Type the records out again in full, exactly.

▸ Exercise data
----------
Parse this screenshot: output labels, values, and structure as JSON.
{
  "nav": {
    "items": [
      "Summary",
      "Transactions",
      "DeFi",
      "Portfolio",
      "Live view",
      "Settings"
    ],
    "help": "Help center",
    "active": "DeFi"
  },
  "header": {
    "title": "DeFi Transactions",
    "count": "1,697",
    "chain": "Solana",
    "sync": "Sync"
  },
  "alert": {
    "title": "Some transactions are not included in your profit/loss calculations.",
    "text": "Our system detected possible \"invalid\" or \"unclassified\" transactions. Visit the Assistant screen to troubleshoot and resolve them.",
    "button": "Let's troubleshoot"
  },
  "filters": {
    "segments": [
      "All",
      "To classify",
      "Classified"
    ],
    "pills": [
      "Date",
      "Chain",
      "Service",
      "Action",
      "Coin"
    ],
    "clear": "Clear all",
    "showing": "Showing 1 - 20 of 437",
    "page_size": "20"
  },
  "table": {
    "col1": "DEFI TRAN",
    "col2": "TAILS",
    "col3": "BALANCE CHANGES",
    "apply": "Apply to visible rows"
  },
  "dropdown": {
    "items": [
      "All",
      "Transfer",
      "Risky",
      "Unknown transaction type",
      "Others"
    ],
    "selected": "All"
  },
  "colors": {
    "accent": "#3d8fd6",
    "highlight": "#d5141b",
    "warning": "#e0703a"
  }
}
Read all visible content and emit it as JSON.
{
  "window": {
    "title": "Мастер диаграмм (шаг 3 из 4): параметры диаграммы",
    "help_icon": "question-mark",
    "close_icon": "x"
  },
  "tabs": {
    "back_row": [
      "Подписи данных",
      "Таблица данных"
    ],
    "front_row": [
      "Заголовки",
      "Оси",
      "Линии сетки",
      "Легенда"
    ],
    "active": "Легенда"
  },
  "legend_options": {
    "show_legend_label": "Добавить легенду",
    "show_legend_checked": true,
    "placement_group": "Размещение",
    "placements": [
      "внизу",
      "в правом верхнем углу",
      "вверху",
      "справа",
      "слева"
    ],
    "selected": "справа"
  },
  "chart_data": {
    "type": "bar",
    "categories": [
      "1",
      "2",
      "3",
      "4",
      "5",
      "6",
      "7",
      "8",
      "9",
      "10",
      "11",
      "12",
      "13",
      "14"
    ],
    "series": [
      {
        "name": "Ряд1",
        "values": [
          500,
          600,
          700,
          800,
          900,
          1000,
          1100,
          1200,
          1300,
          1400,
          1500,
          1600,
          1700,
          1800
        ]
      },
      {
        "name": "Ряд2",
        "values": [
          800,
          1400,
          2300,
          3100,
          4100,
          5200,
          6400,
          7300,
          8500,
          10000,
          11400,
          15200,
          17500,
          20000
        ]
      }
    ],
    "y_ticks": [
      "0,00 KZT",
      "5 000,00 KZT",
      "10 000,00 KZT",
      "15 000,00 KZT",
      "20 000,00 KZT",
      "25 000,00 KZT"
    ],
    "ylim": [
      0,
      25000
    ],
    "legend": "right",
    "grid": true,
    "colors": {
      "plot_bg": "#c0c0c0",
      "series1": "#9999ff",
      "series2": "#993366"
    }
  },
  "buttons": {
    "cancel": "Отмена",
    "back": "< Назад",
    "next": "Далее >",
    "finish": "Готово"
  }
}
----------
▸ Result
Parse this screenshot: output labels, values, and structure as JSON.
{
  "nav": {
    "items": [
      "Summary",
      "Transactions",
      "DeFi",
      "Portfolio",
      "Live view",
      "Settings"
    ],
    "help": "Help center",
    "active": "DeFi"
  },
  "header": {
    "title": "DeFi Transactions",
    "count": "1,697",
    "chain": "Solana",
    "sync": "Sync"
  },
  "alert": {
    "title": "Some transactions are not included in your profit/loss calculations.",
    "text": "Our system detected possible \"invalid\" or \"unclassified\" transactions. Visit the Assistant screen to troubleshoot and resolve them.",
    "button": "Let's troubleshoot"
  },
  "filters": {
    "segments": [
      "All",
      "To classify",
      "Classified"
    ],
    "pills": [
      "Date",
      "Chain",
      "Service",
      "Action",
      "Coin"
    ],
    "clear": "Clear all",
    "showing": "Showing 1 - 20 of 437",
    "page_size": "20"
  },
  "table": {
    "col1": "DEFI TRAN",
    "col2": "TAILS",
    "col3": "BALANCE CHANGES",
    "apply": "Apply to visible rows"
  },
  "dropdown": {
    "items": [
      "All",
      "Transfer",
      "Risky",
      "Unknown transaction type",
      "Others"
    ],
    "selected": "All"
  },
  "colors": {
    "accent": "#3d8fd6",
    "highlight": "#d5141b",
    "warning": "#e0703a"
  }
}
Read all visible content and emit it as JSON.
{
  "window": {
    "title": "Мастер диаграмм (шаг 3 из 4): параметры диаграммы",
    "help_icon": "question-mark",
    "close_icon": "x"
  },
  "tabs": {
    "back_row": [
      "Подписи данных",
      "Таблица данных"
    ],
    "front_row": [
      "Заголовки",
      "Оси",
      "Линии сетки",
      "Легенда"
    ],
    "active": "Легенда"
  },
  "legend_options": {
    "show_legend_label": "Добавить легенду",
    "show_legend_checked": true,
    "placement_group": "Размещение",
    "placements": [
      "внизу",
      "в правом верхнем углу",
      "вверху",
      "справа",
      "слева"
    ],
    "selected": "справа"
  },
  "chart_data": {
    "type": "bar",
    "categories": [
      "1",
      "2",
      "3",
      "4",
      "5",
      "6",
      "7",
      "8",
      "9",
      "10",
      "11",
      "12",
      "13",
      "14"
    ],
    "series": [
      {
        "name": "Ряд1",
        "values": [
          500,
          600,
          700,
          800,
          900,
          1000,
          1100,
          1200,
          1300,
          1400,
          1500,
          1600,
          1700,
          1800
        ]
      },
      {
        "name": "Ряд2",
        "values": [
          800,
          1400,
          2300,
          3100,
          4100,
          5200,
          6400,
          7300,
          8500,
          10000,
          11400,
          15200,
          17500,
          20000
        ]
      }
    ],
    "y_ticks": [
      "0,00 KZT",
      "5 000,00 KZT",
      "10 000,00 KZT",
      "15 000,00 KZT",
      "20 000,00 KZT",
      "25 000,00 KZT"
    ],
    "ylim": [
      0,
      25000
    ],
    "legend": "right",
    "grid": true,
    "colors": {
      "plot_bg": "#c0c0c0",
      "series1": "#9999ff",
      "series2": "#993366"
    }
  },
  "buttons": {
    "cancel": "Отмена",
    "back": "< Назад",
    "next": "Далее >",
    "finish": "Готово"
  }
}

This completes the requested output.